===== Provided entries =====

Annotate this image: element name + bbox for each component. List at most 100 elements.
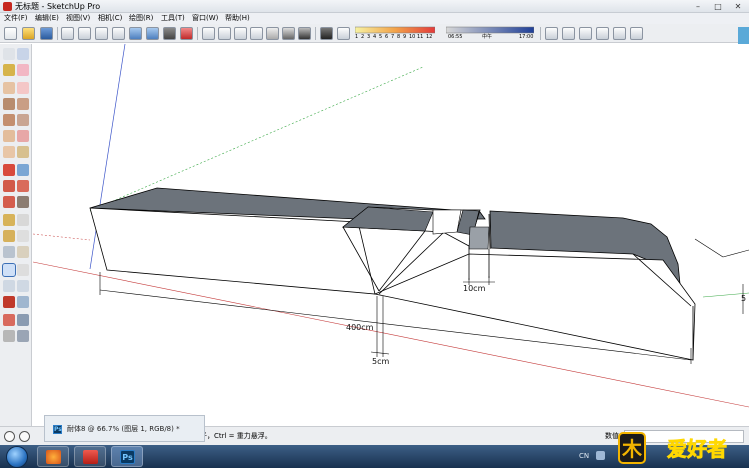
input-language-label[interactable]: CN bbox=[579, 452, 589, 461]
erase-icon[interactable] bbox=[112, 27, 125, 40]
scale-icon[interactable] bbox=[3, 196, 15, 208]
pencil-line-icon[interactable] bbox=[3, 82, 15, 94]
push-pull-icon[interactable] bbox=[17, 164, 29, 176]
paint-bucket-icon[interactable] bbox=[3, 64, 15, 76]
slot-face bbox=[468, 226, 490, 250]
toolbar-separator bbox=[197, 27, 198, 40]
rotated-rectangle-icon[interactable] bbox=[17, 98, 29, 110]
zoom-icon[interactable] bbox=[3, 280, 15, 292]
toolbar-separator bbox=[57, 27, 58, 40]
zoom-window-icon[interactable] bbox=[17, 280, 29, 292]
text-icon[interactable] bbox=[17, 230, 29, 242]
right-view-icon[interactable] bbox=[250, 27, 263, 40]
two-point-arc-icon[interactable] bbox=[17, 130, 29, 142]
pie-icon[interactable] bbox=[17, 146, 29, 158]
arc-icon[interactable] bbox=[3, 130, 15, 142]
axes-icon[interactable] bbox=[3, 246, 15, 258]
main-toolbar: 1 2 3 4 5 6 7 8 9 10 11 12 06:55 中午 17:0… bbox=[0, 24, 749, 43]
orbit-icon[interactable] bbox=[2, 263, 16, 277]
open-folder-icon[interactable] bbox=[22, 27, 35, 40]
warehouse-icon[interactable] bbox=[579, 27, 592, 40]
three-point-arc-icon[interactable] bbox=[3, 146, 15, 158]
new-file-icon[interactable] bbox=[4, 27, 17, 40]
section-plane-icon[interactable] bbox=[17, 330, 29, 342]
menu-view[interactable]: 视图(V) bbox=[66, 13, 90, 24]
iso-view-icon[interactable] bbox=[202, 27, 215, 40]
previous-view-icon[interactable] bbox=[17, 296, 29, 308]
model-viewport[interactable]: 400cm 5cm 10cm 5 bbox=[33, 44, 749, 426]
top-view-icon[interactable] bbox=[218, 27, 231, 40]
3d-text-icon[interactable] bbox=[17, 246, 29, 258]
move-icon[interactable] bbox=[3, 164, 15, 176]
polygon-icon[interactable] bbox=[17, 114, 29, 126]
start-button-icon[interactable] bbox=[6, 446, 28, 468]
menu-window[interactable]: 窗口(W) bbox=[192, 13, 218, 24]
building-icon[interactable] bbox=[562, 27, 575, 40]
undo-icon[interactable] bbox=[129, 27, 142, 40]
help-circle-icon[interactable] bbox=[4, 431, 15, 442]
front-view-icon[interactable] bbox=[234, 27, 247, 40]
xray-style-icon[interactable] bbox=[266, 27, 279, 40]
month-slider[interactable] bbox=[355, 26, 435, 34]
rotate-icon[interactable] bbox=[3, 180, 15, 192]
house-icon[interactable] bbox=[596, 27, 609, 40]
close-button[interactable]: ✕ bbox=[729, 1, 747, 12]
document-info: 耐体8 @ 66.7% (图层 1, RGB/8) * bbox=[67, 425, 180, 433]
minimize-button[interactable]: – bbox=[689, 1, 707, 12]
pan-hand-icon[interactable] bbox=[17, 264, 29, 276]
taskbar-firefox[interactable] bbox=[37, 446, 69, 467]
monochrome-style-icon[interactable] bbox=[298, 27, 311, 40]
model-info-icon[interactable] bbox=[180, 27, 193, 40]
extension-icon[interactable] bbox=[630, 27, 643, 40]
month-label: 9 bbox=[403, 34, 407, 40]
follow-me-icon[interactable] bbox=[17, 180, 29, 192]
firefox-icon bbox=[46, 450, 61, 464]
camera-position-icon[interactable] bbox=[545, 27, 558, 40]
tape-measure-icon[interactable] bbox=[3, 214, 15, 226]
freehand-icon[interactable] bbox=[17, 82, 29, 94]
menu-help[interactable]: 帮助(H) bbox=[225, 13, 250, 24]
dimension-icon[interactable] bbox=[17, 214, 29, 226]
dimension-length-label: 400cm bbox=[346, 323, 374, 332]
menu-draw[interactable]: 绘图(R) bbox=[129, 13, 153, 24]
shaded-style-icon[interactable] bbox=[282, 27, 295, 40]
copy-icon[interactable] bbox=[78, 27, 91, 40]
rectangle-icon[interactable] bbox=[3, 98, 15, 110]
dimension-gap-label: 10cm bbox=[463, 284, 486, 293]
taskbar-preview-popup[interactable]: Ps 耐体8 @ 66.7% (图层 1, RGB/8) * bbox=[44, 415, 205, 442]
sketchup-icon bbox=[83, 450, 98, 464]
walk-icon[interactable] bbox=[3, 330, 15, 342]
shadow-toggle-icon[interactable] bbox=[320, 27, 333, 40]
maximize-button[interactable]: □ bbox=[709, 1, 727, 12]
paste-icon[interactable] bbox=[95, 27, 108, 40]
toolbar-separator bbox=[315, 27, 316, 40]
circle-icon[interactable] bbox=[3, 114, 15, 126]
menu-file[interactable]: 文件(F) bbox=[4, 13, 28, 24]
model-drawing bbox=[33, 44, 749, 408]
position-camera-icon[interactable] bbox=[3, 314, 15, 326]
offset-icon[interactable] bbox=[17, 196, 29, 208]
eraser-icon[interactable] bbox=[17, 64, 29, 76]
taskbar-photoshop[interactable]: Ps bbox=[111, 446, 143, 467]
save-icon[interactable] bbox=[40, 27, 53, 40]
look-around-icon[interactable] bbox=[17, 314, 29, 326]
menu-camera[interactable]: 相机(C) bbox=[98, 13, 122, 24]
menu-tools[interactable]: 工具(T) bbox=[161, 13, 185, 24]
menu-edit[interactable]: 编辑(E) bbox=[35, 13, 59, 24]
network-icon[interactable] bbox=[596, 451, 605, 460]
month-label: 10 bbox=[409, 34, 416, 40]
month-label: 5 bbox=[379, 34, 383, 40]
fog-icon[interactable] bbox=[337, 27, 350, 40]
protractor-icon[interactable] bbox=[3, 230, 15, 242]
zoom-extents-icon[interactable] bbox=[3, 296, 15, 308]
redo-icon[interactable] bbox=[146, 27, 159, 40]
toolbar-separator bbox=[540, 27, 541, 40]
select-arrow-icon[interactable] bbox=[3, 48, 15, 60]
make-component-icon[interactable] bbox=[17, 48, 29, 60]
time-slider[interactable] bbox=[446, 26, 534, 34]
home-icon[interactable] bbox=[613, 27, 626, 40]
print-icon[interactable] bbox=[163, 27, 176, 40]
geo-location-icon[interactable] bbox=[19, 431, 30, 442]
cut-icon[interactable] bbox=[61, 27, 74, 40]
taskbar-sketchup[interactable] bbox=[74, 446, 106, 467]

=====

◆ Short exercise
Can you copy the listing above word for word, every line unchanged, but leave out the pictures?

◆ Solution to the problem
Annotate this image: element name + bbox for each component. List at most 100 elements.
input-language-label[interactable]: CN bbox=[579, 452, 589, 461]
erase-icon[interactable] bbox=[112, 27, 125, 40]
scale-icon[interactable] bbox=[3, 196, 15, 208]
pencil-line-icon[interactable] bbox=[3, 82, 15, 94]
push-pull-icon[interactable] bbox=[17, 164, 29, 176]
paint-bucket-icon[interactable] bbox=[3, 64, 15, 76]
slot-face bbox=[468, 226, 490, 250]
toolbar-separator bbox=[197, 27, 198, 40]
rotated-rectangle-icon[interactable] bbox=[17, 98, 29, 110]
zoom-icon[interactable] bbox=[3, 280, 15, 292]
toolbar-separator bbox=[57, 27, 58, 40]
zoom-window-icon[interactable] bbox=[17, 280, 29, 292]
text-icon[interactable] bbox=[17, 230, 29, 242]
right-view-icon[interactable] bbox=[250, 27, 263, 40]
two-point-arc-icon[interactable] bbox=[17, 130, 29, 142]
pie-icon[interactable] bbox=[17, 146, 29, 158]
arc-icon[interactable] bbox=[3, 130, 15, 142]
axes-icon[interactable] bbox=[3, 246, 15, 258]
main-toolbar: 1 2 3 4 5 6 7 8 9 10 11 12 06:55 中午 17:0… bbox=[0, 24, 749, 43]
orbit-icon[interactable] bbox=[2, 263, 16, 277]
open-folder-icon[interactable] bbox=[22, 27, 35, 40]
warehouse-icon[interactable] bbox=[579, 27, 592, 40]
three-point-arc-icon[interactable] bbox=[3, 146, 15, 158]
new-file-icon[interactable] bbox=[4, 27, 17, 40]
section-plane-icon[interactable] bbox=[17, 330, 29, 342]
menu-view[interactable]: 视图(V) bbox=[66, 13, 90, 24]
iso-view-icon[interactable] bbox=[202, 27, 215, 40]
previous-view-icon[interactable] bbox=[17, 296, 29, 308]
model-viewport[interactable]: 400cm 5cm 10cm 5 bbox=[33, 44, 749, 426]
top-view-icon[interactable] bbox=[218, 27, 231, 40]
3d-text-icon[interactable] bbox=[17, 246, 29, 258]
move-icon[interactable] bbox=[3, 164, 15, 176]
polygon-icon[interactable] bbox=[17, 114, 29, 126]
start-button-icon[interactable] bbox=[6, 446, 28, 468]
menu-window[interactable]: 窗口(W) bbox=[192, 13, 218, 24]
building-icon[interactable] bbox=[562, 27, 575, 40]
undo-icon[interactable] bbox=[129, 27, 142, 40]
help-circle-icon[interactable] bbox=[4, 431, 15, 442]
front-view-icon[interactable] bbox=[234, 27, 247, 40]
xray-style-icon[interactable] bbox=[266, 27, 279, 40]
month-slider[interactable] bbox=[355, 26, 435, 34]
rotate-icon[interactable] bbox=[3, 180, 15, 192]
house-icon[interactable] bbox=[596, 27, 609, 40]
close-button[interactable]: ✕ bbox=[729, 1, 747, 12]
document-info: 耐体8 @ 66.7% (图层 1, RGB/8) * bbox=[67, 425, 180, 433]
minimize-button[interactable]: – bbox=[689, 1, 707, 12]
pan-hand-icon[interactable] bbox=[17, 264, 29, 276]
taskbar-firefox[interactable] bbox=[37, 446, 69, 467]
monochrome-style-icon[interactable] bbox=[298, 27, 311, 40]
model-info-icon[interactable] bbox=[180, 27, 193, 40]
extension-icon[interactable] bbox=[630, 27, 643, 40]
month-label: 9 bbox=[403, 34, 407, 40]
follow-me-icon[interactable] bbox=[17, 180, 29, 192]
firefox-icon bbox=[46, 450, 61, 464]
camera-position-icon[interactable] bbox=[545, 27, 558, 40]
tape-measure-icon[interactable] bbox=[3, 214, 15, 226]
freehand-icon[interactable] bbox=[17, 82, 29, 94]
menu-help[interactable]: 帮助(H) bbox=[225, 13, 250, 24]
dimension-icon[interactable] bbox=[17, 214, 29, 226]
dimension-length-label: 400cm bbox=[346, 323, 374, 332]
menu-draw[interactable]: 绘图(R) bbox=[129, 13, 153, 24]
shaded-style-icon[interactable] bbox=[282, 27, 295, 40]
copy-icon[interactable] bbox=[78, 27, 91, 40]
rectangle-icon[interactable] bbox=[3, 98, 15, 110]
dimension-gap-label: 10cm bbox=[463, 284, 486, 293]
taskbar-preview-popup[interactable]: Ps 耐体8 @ 66.7% (图层 1, RGB/8) * bbox=[44, 415, 205, 442]
sketchup-icon bbox=[83, 450, 98, 464]
walk-icon[interactable] bbox=[3, 330, 15, 342]
shadow-toggle-icon[interactable] bbox=[320, 27, 333, 40]
maximize-button[interactable]: □ bbox=[709, 1, 727, 12]
paste-icon[interactable] bbox=[95, 27, 108, 40]
toolbar-separator bbox=[315, 27, 316, 40]
circle-icon[interactable] bbox=[3, 114, 15, 126]
menu-file[interactable]: 文件(F) bbox=[4, 13, 28, 24]
model-drawing bbox=[33, 44, 749, 408]
position-camera-icon[interactable] bbox=[3, 314, 15, 326]
offset-icon[interactable] bbox=[17, 196, 29, 208]
eraser-icon[interactable] bbox=[17, 64, 29, 76]
taskbar-photoshop[interactable]: Ps bbox=[111, 446, 143, 467]
save-icon[interactable] bbox=[40, 27, 53, 40]
look-around-icon[interactable] bbox=[17, 314, 29, 326]
menu-camera[interactable]: 相机(C) bbox=[98, 13, 122, 24]
menu-tools[interactable]: 工具(T) bbox=[161, 13, 185, 24]
menu-edit[interactable]: 编辑(E) bbox=[35, 13, 59, 24]
network-icon[interactable] bbox=[596, 451, 605, 460]
month-label: 10 bbox=[409, 34, 416, 40]
month-label: 5 bbox=[379, 34, 383, 40]
fog-icon[interactable] bbox=[337, 27, 350, 40]
protractor-icon[interactable] bbox=[3, 230, 15, 242]
zoom-extents-icon[interactable] bbox=[3, 296, 15, 308]
redo-icon[interactable] bbox=[146, 27, 159, 40]
toolbar-separator bbox=[540, 27, 541, 40]
select-arrow-icon[interactable] bbox=[3, 48, 15, 60]
make-component-icon[interactable] bbox=[17, 48, 29, 60]
time-slider[interactable] bbox=[446, 26, 534, 34]
home-icon[interactable] bbox=[613, 27, 626, 40]
print-icon[interactable] bbox=[163, 27, 176, 40]
geo-location-icon[interactable] bbox=[19, 431, 30, 442]
cut-icon[interactable] bbox=[61, 27, 74, 40]
taskbar-sketchup[interactable] bbox=[74, 446, 106, 467]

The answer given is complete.